======== Data for this exercise ========

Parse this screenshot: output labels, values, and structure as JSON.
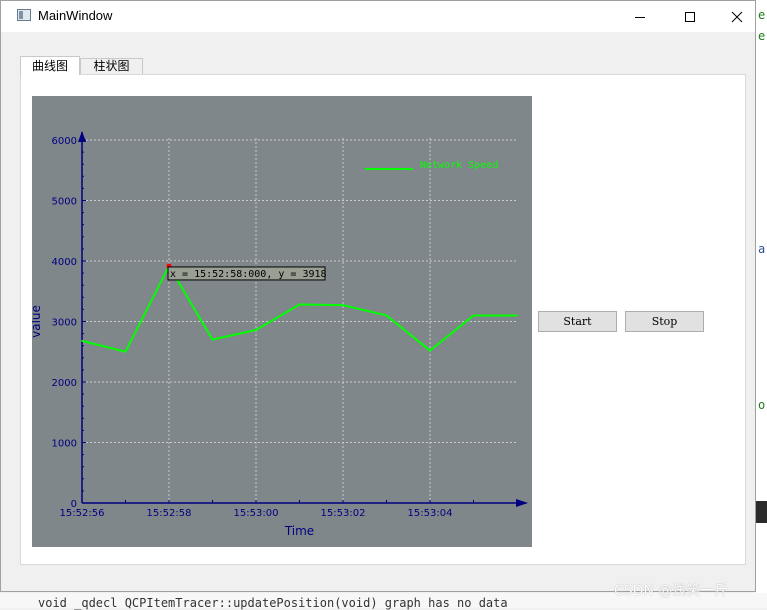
{
  "window": {
    "title": "MainWindow"
  },
  "tabs": [
    {
      "label": "曲线图",
      "active": true
    },
    {
      "label": "柱状图",
      "active": false
    }
  ],
  "buttons": {
    "start_label": "Start",
    "stop_label": "Stop"
  },
  "watermark": "CSDN @浅笑一斤",
  "background_code_line": "void  _qdecl QCPItemTracer::updatePosition(void) graph has no data",
  "chart_data": {
    "type": "line",
    "xlabel": "Time",
    "ylabel": "value",
    "ylim": [
      0,
      6000
    ],
    "yticks": [
      0,
      1000,
      2000,
      3000,
      4000,
      5000,
      6000
    ],
    "xlim_seconds_label_range": [
      "15:52:56",
      "15:53:06"
    ],
    "x_tick_labels": [
      "15:52:56",
      "15:52:58",
      "15:53:00",
      "15:53:02",
      "15:53:04"
    ],
    "x": [
      "15:52:56",
      "15:52:57",
      "15:52:58",
      "15:52:59",
      "15:53:00",
      "15:53:01",
      "15:53:02",
      "15:53:03",
      "15:53:04",
      "15:53:05",
      "15:53:06"
    ],
    "series": [
      {
        "name": "Network Speed",
        "color": "#00ff00",
        "values": [
          2680,
          2500,
          3918,
          2700,
          2860,
          3280,
          3270,
          3100,
          2520,
          3100,
          3100
        ]
      }
    ],
    "tracer": {
      "label": "x = 15:52:58:000, y = 3918",
      "x": "15:52:58",
      "y": 3918,
      "color": "#ff0000"
    },
    "background_color": "#80878a",
    "axis_color": "#000080",
    "grid": true,
    "legend_position": "top-right"
  }
}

========

All of the data needs repeating exactly, but the pictures do not.

[Result of this task]
Parse this screenshot: output labels, values, and structure as JSON.
{
  "window": {
    "title": "MainWindow"
  },
  "tabs": [
    {
      "label": "曲线图",
      "active": true
    },
    {
      "label": "柱状图",
      "active": false
    }
  ],
  "buttons": {
    "start_label": "Start",
    "stop_label": "Stop"
  },
  "watermark": "CSDN @浅笑一斤",
  "background_code_line": "void  _qdecl QCPItemTracer::updatePosition(void) graph has no data",
  "chart_data": {
    "type": "line",
    "xlabel": "Time",
    "ylabel": "value",
    "ylim": [
      0,
      6000
    ],
    "yticks": [
      0,
      1000,
      2000,
      3000,
      4000,
      5000,
      6000
    ],
    "xlim_seconds_label_range": [
      "15:52:56",
      "15:53:06"
    ],
    "x_tick_labels": [
      "15:52:56",
      "15:52:58",
      "15:53:00",
      "15:53:02",
      "15:53:04"
    ],
    "x": [
      "15:52:56",
      "15:52:57",
      "15:52:58",
      "15:52:59",
      "15:53:00",
      "15:53:01",
      "15:53:02",
      "15:53:03",
      "15:53:04",
      "15:53:05",
      "15:53:06"
    ],
    "series": [
      {
        "name": "Network Speed",
        "color": "#00ff00",
        "values": [
          2680,
          2500,
          3918,
          2700,
          2860,
          3280,
          3270,
          3100,
          2520,
          3100,
          3100
        ]
      }
    ],
    "tracer": {
      "label": "x = 15:52:58:000, y = 3918",
      "x": "15:52:58",
      "y": 3918,
      "color": "#ff0000"
    },
    "background_color": "#80878a",
    "axis_color": "#000080",
    "grid": true,
    "legend_position": "top-right"
  }
}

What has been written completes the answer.